▶ THE DATA

___

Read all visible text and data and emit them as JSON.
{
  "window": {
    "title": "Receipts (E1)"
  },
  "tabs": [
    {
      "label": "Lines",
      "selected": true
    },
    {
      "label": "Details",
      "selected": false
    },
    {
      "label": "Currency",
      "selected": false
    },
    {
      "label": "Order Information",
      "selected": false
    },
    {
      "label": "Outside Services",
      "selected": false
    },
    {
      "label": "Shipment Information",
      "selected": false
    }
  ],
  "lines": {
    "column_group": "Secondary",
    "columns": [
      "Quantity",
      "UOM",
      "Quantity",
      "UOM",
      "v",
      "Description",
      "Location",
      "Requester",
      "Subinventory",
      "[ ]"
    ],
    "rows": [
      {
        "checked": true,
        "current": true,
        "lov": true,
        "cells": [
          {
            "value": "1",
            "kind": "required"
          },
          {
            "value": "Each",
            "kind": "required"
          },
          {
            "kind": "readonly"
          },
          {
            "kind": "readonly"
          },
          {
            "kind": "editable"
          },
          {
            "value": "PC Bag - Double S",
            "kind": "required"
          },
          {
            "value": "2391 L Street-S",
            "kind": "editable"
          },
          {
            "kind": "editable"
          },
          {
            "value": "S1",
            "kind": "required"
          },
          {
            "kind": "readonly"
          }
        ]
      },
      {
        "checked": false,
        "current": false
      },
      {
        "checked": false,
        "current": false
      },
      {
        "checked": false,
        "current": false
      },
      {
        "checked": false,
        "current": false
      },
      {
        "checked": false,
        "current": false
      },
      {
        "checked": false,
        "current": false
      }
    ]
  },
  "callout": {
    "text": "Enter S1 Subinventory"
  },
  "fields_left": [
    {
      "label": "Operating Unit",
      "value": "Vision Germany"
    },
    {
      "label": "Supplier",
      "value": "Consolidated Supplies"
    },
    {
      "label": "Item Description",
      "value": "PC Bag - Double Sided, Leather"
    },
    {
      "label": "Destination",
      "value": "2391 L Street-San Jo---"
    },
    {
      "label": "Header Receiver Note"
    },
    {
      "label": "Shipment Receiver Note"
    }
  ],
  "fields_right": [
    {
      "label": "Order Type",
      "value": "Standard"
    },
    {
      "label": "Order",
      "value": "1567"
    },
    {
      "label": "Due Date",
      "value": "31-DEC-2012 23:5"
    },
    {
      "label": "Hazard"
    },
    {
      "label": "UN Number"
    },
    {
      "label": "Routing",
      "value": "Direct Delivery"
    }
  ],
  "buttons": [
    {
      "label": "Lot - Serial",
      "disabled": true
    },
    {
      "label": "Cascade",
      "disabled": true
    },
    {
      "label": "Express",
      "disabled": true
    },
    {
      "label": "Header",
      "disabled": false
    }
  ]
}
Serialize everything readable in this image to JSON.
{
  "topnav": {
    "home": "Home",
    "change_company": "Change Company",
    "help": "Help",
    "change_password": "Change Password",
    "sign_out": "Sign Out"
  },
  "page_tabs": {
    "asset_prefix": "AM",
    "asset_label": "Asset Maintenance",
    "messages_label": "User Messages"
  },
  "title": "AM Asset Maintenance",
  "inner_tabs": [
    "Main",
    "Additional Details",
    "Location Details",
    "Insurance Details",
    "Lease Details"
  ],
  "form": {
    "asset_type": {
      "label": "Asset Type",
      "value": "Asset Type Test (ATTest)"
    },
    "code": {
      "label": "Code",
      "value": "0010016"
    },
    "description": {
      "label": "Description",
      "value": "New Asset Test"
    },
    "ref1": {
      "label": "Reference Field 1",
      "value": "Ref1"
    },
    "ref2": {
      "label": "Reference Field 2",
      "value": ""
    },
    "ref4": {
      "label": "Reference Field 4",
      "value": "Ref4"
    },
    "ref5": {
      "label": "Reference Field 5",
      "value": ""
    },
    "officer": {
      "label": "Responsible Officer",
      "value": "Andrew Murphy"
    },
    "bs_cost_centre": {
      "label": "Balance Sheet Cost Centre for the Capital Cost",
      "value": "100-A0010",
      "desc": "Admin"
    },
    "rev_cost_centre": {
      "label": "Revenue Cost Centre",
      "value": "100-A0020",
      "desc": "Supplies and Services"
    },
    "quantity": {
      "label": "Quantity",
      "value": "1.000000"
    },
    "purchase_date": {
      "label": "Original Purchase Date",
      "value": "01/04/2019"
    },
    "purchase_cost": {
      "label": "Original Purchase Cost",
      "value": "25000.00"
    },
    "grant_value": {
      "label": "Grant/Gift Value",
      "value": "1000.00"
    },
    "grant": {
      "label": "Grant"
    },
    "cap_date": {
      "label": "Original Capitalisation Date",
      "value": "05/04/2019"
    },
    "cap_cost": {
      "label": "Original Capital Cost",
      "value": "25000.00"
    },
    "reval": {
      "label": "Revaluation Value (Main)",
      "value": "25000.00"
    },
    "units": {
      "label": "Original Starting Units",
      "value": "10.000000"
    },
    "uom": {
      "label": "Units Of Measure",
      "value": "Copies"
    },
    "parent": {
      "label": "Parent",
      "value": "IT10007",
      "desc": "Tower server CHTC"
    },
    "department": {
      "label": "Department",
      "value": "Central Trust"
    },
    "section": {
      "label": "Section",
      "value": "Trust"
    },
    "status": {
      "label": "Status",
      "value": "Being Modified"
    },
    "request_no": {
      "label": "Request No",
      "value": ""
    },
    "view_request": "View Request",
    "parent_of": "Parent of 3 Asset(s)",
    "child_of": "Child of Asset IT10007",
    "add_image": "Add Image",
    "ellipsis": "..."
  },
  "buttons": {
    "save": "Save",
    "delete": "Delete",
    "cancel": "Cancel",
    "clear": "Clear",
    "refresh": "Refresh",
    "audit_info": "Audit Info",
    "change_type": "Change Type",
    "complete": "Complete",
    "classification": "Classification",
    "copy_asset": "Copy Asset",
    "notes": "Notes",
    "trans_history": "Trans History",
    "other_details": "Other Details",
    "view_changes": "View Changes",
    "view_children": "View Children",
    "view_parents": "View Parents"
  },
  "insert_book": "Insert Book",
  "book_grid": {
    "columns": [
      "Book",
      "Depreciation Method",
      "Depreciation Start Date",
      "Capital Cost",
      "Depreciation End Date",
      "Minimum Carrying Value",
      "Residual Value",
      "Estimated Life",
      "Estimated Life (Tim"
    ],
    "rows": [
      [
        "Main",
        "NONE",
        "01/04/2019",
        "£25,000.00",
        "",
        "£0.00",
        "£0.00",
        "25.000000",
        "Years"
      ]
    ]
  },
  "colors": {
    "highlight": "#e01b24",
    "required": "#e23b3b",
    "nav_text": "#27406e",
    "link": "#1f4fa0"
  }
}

___

Find the string "Street" in the listing and return every line that holds it.

            "value": "2391 L Street-S",
      "value": "2391 L Street-San Jo---"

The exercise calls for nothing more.